**Entries**
········

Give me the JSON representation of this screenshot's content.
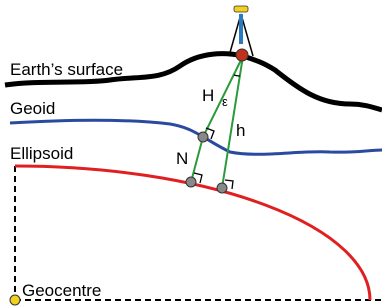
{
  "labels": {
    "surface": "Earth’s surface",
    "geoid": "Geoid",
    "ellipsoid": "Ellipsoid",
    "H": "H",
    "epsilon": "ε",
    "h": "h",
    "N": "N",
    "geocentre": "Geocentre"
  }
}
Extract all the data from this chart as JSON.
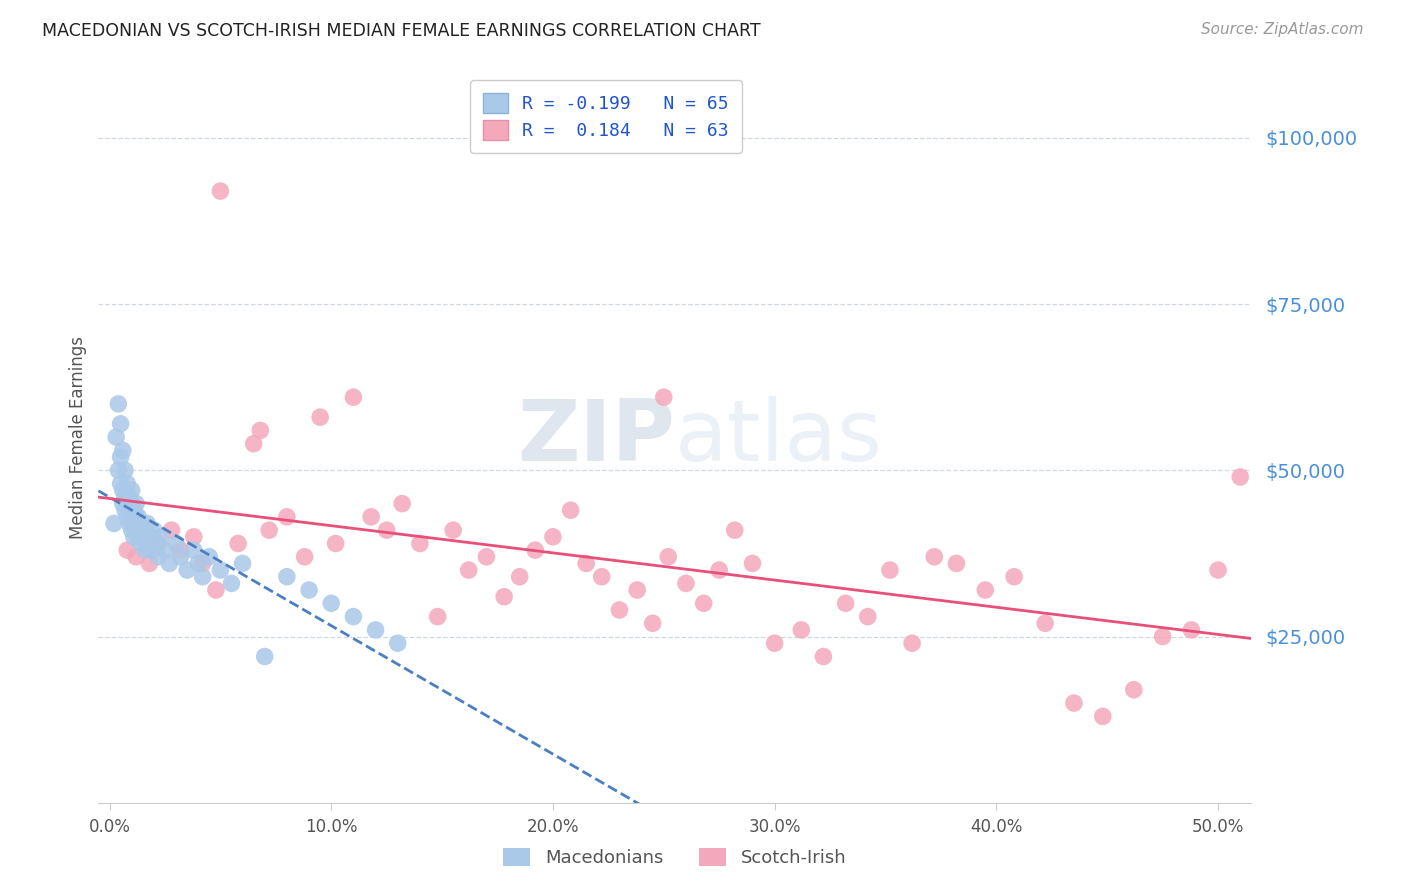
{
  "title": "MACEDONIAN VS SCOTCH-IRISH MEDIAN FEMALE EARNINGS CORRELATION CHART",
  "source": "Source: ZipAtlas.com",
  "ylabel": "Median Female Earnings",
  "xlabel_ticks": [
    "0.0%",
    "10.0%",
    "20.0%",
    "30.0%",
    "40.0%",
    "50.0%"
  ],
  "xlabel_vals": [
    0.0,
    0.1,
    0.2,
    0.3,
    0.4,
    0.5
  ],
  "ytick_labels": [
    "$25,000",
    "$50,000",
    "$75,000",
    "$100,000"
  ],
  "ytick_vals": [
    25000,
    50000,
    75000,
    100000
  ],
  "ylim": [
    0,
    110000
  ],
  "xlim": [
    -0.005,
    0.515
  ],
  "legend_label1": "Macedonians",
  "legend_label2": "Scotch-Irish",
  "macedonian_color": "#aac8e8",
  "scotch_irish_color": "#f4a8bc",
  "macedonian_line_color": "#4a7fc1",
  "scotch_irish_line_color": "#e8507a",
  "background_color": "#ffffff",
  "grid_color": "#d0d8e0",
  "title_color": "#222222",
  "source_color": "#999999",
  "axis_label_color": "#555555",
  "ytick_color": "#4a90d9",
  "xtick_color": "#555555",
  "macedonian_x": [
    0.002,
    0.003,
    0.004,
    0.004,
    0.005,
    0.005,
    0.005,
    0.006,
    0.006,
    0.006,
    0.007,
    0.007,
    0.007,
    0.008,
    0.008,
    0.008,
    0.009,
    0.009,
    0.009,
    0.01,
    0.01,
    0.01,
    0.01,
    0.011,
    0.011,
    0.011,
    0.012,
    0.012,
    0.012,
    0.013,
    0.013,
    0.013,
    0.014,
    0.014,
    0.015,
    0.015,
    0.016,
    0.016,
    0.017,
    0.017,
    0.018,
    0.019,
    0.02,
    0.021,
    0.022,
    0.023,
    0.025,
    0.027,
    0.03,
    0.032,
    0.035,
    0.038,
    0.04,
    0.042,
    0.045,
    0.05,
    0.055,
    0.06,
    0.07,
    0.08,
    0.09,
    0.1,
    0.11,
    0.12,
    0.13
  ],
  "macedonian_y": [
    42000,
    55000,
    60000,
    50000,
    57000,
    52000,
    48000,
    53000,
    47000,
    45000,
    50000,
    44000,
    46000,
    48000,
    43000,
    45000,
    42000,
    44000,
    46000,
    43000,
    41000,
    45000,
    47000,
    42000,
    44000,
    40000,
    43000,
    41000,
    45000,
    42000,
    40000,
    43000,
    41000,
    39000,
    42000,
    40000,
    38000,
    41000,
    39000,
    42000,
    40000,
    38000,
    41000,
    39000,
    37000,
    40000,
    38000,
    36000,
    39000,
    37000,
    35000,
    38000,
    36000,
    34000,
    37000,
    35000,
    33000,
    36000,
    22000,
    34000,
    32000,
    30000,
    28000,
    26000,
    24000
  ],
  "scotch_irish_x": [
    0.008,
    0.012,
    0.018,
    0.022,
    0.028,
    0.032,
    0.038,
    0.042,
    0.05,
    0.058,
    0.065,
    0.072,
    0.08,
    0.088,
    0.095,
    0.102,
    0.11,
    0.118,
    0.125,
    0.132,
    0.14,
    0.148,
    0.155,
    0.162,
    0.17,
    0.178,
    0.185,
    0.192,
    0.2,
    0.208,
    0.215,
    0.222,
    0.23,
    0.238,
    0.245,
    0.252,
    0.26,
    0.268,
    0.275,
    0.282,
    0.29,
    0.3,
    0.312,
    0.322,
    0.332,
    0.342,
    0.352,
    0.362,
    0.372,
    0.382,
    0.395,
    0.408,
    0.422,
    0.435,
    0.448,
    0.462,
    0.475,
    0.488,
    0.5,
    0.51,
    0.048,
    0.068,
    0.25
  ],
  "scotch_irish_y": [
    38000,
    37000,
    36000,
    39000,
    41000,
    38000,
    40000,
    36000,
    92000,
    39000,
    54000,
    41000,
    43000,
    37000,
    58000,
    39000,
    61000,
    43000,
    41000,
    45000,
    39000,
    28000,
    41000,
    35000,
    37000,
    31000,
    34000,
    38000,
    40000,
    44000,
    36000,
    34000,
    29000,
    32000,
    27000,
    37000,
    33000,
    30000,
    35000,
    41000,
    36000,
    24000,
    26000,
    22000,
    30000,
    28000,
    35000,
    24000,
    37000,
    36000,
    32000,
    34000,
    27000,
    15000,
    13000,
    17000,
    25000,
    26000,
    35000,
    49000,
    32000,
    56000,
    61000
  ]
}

········

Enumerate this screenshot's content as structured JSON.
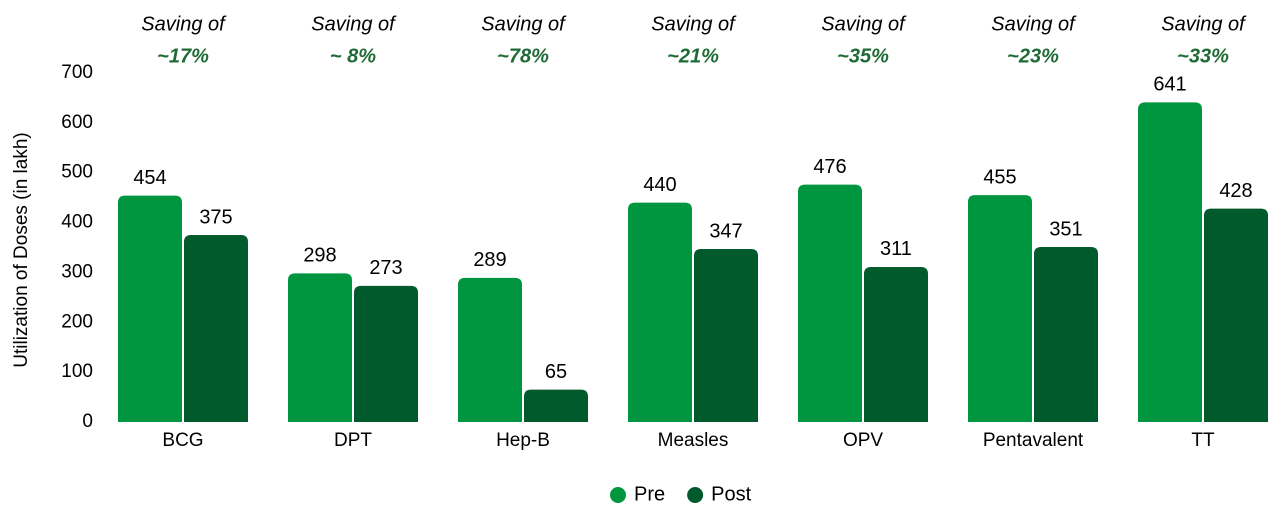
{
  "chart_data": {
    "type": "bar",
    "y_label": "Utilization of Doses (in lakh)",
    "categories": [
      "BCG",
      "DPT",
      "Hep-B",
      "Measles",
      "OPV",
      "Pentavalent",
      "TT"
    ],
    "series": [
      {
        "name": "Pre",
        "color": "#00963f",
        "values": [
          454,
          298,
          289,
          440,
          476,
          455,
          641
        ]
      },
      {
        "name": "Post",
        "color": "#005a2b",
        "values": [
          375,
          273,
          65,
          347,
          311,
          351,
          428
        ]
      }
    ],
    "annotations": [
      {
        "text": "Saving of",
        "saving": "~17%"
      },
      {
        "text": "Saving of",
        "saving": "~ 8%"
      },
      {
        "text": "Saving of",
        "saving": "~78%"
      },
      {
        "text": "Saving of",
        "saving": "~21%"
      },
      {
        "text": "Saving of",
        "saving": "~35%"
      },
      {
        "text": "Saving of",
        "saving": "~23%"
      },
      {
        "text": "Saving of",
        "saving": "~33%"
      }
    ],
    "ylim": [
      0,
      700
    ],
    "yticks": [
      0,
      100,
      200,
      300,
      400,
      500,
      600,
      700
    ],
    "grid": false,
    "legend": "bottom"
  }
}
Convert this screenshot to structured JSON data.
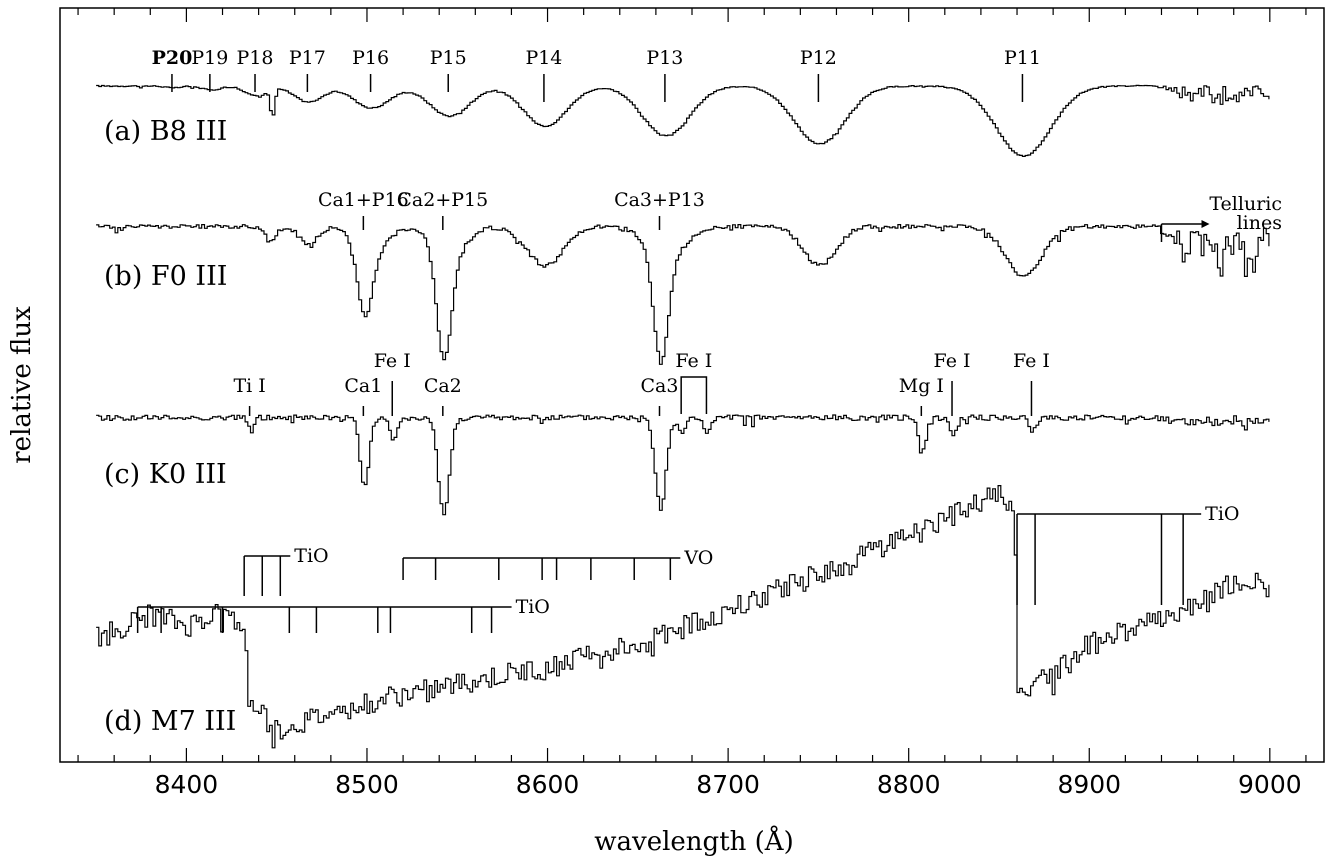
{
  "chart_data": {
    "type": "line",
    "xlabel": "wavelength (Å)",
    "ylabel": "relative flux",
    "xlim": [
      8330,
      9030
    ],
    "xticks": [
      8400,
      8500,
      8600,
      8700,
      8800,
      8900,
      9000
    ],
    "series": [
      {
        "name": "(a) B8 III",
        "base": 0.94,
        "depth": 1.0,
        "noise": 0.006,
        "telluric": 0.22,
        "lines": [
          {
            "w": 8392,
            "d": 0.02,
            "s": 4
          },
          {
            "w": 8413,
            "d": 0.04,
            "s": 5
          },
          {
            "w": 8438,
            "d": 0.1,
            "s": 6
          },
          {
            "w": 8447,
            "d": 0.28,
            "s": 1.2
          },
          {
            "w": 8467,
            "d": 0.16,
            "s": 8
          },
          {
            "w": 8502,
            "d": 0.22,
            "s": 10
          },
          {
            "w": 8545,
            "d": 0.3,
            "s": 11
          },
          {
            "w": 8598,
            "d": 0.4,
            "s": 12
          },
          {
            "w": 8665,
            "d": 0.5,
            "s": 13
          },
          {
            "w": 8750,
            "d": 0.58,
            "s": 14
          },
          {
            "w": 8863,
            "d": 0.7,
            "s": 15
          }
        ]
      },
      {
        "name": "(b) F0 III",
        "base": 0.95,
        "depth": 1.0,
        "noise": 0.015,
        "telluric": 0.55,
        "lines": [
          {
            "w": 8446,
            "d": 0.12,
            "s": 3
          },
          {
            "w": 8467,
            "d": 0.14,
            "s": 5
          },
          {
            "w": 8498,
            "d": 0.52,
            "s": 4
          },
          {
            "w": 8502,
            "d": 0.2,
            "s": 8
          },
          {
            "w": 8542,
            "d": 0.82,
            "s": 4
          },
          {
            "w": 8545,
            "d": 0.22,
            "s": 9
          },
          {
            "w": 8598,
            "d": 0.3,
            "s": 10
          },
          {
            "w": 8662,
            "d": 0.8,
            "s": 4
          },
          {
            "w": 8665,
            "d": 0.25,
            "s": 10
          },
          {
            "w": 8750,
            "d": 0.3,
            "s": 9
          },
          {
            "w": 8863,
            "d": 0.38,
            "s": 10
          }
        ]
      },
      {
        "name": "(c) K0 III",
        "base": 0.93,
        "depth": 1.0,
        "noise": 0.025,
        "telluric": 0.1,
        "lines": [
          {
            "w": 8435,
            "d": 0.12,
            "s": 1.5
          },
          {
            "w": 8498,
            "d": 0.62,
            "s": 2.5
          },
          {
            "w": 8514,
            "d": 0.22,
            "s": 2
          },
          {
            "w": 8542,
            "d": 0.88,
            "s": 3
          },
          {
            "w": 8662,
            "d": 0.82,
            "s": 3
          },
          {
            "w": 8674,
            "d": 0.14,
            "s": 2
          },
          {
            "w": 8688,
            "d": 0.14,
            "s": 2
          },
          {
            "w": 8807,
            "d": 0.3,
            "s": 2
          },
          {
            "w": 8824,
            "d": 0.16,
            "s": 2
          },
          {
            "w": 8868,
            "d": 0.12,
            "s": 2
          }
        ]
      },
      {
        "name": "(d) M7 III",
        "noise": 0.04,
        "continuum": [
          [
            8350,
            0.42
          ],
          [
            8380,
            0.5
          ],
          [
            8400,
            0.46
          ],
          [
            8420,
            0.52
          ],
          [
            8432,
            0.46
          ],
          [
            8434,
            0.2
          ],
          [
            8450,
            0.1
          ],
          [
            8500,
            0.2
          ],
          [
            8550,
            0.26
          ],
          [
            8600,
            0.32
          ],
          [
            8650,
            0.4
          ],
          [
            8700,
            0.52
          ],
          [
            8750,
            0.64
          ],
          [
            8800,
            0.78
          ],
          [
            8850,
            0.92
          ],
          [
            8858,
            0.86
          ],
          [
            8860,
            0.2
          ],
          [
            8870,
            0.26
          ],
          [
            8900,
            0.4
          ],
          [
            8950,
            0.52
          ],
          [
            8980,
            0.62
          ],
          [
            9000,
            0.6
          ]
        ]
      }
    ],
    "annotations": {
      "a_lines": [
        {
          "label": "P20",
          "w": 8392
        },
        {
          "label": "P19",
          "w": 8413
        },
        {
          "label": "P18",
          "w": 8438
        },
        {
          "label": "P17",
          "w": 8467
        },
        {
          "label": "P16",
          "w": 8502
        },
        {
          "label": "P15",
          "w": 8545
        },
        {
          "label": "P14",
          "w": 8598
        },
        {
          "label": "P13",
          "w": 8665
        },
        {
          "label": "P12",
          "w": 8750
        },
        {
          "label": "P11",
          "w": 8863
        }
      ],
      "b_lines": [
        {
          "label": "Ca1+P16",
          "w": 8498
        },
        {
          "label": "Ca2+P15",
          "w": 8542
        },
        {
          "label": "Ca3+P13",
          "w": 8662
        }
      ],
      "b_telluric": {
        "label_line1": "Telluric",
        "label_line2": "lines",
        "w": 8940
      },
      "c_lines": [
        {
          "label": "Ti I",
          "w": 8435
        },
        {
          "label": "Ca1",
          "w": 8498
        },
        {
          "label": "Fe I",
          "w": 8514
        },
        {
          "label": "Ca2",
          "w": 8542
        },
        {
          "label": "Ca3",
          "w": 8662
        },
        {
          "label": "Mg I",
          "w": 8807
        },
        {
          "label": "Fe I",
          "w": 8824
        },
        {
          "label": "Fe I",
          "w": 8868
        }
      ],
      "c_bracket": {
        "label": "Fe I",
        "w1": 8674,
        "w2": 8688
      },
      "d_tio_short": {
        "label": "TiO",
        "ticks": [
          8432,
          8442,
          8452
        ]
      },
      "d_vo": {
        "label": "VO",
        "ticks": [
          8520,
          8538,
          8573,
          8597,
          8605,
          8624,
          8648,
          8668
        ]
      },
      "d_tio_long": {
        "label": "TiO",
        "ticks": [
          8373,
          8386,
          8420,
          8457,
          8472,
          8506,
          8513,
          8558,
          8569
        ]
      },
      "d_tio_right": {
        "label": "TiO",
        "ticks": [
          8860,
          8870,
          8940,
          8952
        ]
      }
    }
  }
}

········

**What needs to be done**
Collect every line from the records above that contains the word "JSON".

**Response**
Give me the JSON representation of this screenshot's content.
Extract all the data from this chart as JSON.
Enumerate this screenshot's content as structured JSON.
Convert this screenshot to structured JSON data.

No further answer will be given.